Consegna
Chi viene nominato, nel testo sulla Resistenza riportato più sotto, come uno dei soldati internati che fecero parte degli Imi?

La tesi di De Felice sembrò dirompente perché metteva in discussione non già la Resistenza in quanto tale ma piuttosto il suo uso politico e ideologico, la sua strumentalizzazione. Quello dello storico era, in realtà, un invito a rileggere e studiare la Resistenza al di fuori del «mito» che ne era stato accreditato soprattutto ad opera dei comunisti. Questi ultimi erano riusciti a far prevalere l'idea non solo di una grande rivolta popolare di massa ma anche, e soprattutto, di un fenomeno unitario a guida comunista. Cosa che non era affatto vera perché alla Resistenza, nelle sue varie fasi, presero parte, oltre ai comunisti e agli azionisti con le brigate «Garibaldi» e «Giustizia e Libertà», anche esponenti di altre forze politiche, dai cattolici ai socialisti, dai liberali ai monarchici inquadrati in brigate e formazioni autonome, talora in dissenso sulle scelte operative. Per non dire, infine, del contributo alla lotta di liberazione da parte dei militari italiani del Corpo italiano di Liberazione e di quell'altra e coraggiosa forma di resistenza rappresentata dal rifiuto di collaborare con i tedeschi da parte dei soldati internati nei campi di concentramento, gli Imi dei quali fece parte anche Giovannino Guareschi.

Materiale estratto
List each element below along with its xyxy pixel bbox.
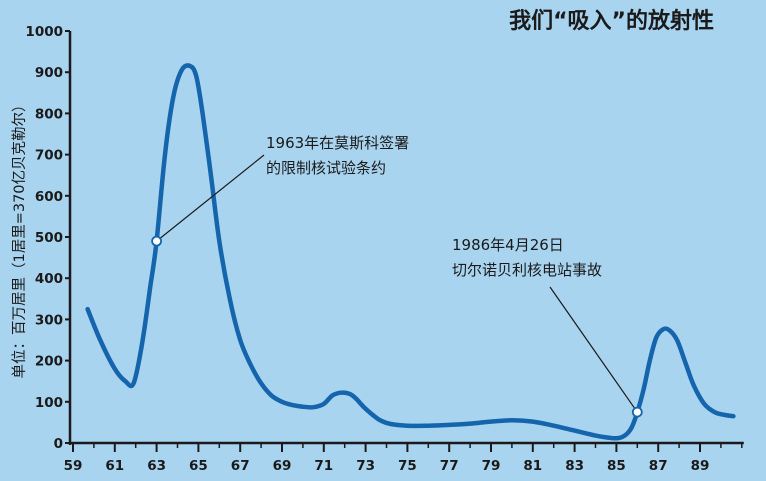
y-axis-label: 单位：百万居里（1居里=370亿贝克勒尔）: [11, 97, 28, 378]
annotation-text: 1986年4月26日: [452, 236, 564, 254]
y-tick-label: 900: [35, 65, 63, 81]
x-tick-label: 67: [231, 458, 250, 474]
annotation-marker: [151, 235, 163, 247]
x-tick-label: 71: [314, 458, 333, 474]
x-tick-label: 61: [105, 458, 124, 474]
y-tick-label: 600: [35, 189, 63, 205]
y-tick-label: 800: [35, 106, 63, 122]
x-tick-label: 89: [691, 458, 710, 474]
x-tick-label: 77: [440, 458, 459, 474]
x-tick-label: 83: [565, 458, 584, 474]
y-tick-label: 300: [35, 312, 63, 328]
x-tick-label: 81: [523, 458, 542, 474]
x-tick-label: 75: [398, 458, 417, 474]
x-tick-label: 79: [482, 458, 501, 474]
x-tick-label: 85: [607, 458, 626, 474]
annotation-text: 的限制核试验条约: [266, 159, 386, 177]
chart-title: 我们“吸入”的放射性: [509, 8, 714, 34]
x-tick-label: 87: [649, 458, 668, 474]
y-tick-label: 100: [35, 395, 63, 411]
x-tick-label: 59: [64, 458, 83, 474]
y-tick-label: 400: [35, 271, 63, 287]
y-tick-label: 200: [35, 354, 63, 370]
x-tick-label: 73: [356, 458, 375, 474]
annotation-leader-line: [549, 286, 638, 413]
annotation-text: 1963年在莫斯科签署: [266, 134, 409, 152]
y-tick-label: 500: [35, 230, 63, 246]
axes: 0 100 200 300 400 500 600 700 800 900 1000 59 61 63 65…: [25, 24, 744, 474]
series-line: [85, 63, 736, 441]
annotation-marker: [631, 406, 643, 418]
annotation-text: 切尔诺贝利核电站事故: [452, 261, 602, 279]
x-tick-label: 65: [189, 458, 208, 474]
series-group: [85, 63, 736, 441]
y-tick-label: 1000: [25, 24, 63, 40]
y-tick-label: 0: [54, 436, 63, 452]
x-tick-label: 69: [273, 458, 292, 474]
x-tick-label: 63: [147, 458, 166, 474]
y-tick-label: 700: [35, 148, 63, 164]
annotation-leader-line: [156, 154, 265, 242]
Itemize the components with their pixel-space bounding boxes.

Risposta
Giovannino Guareschi.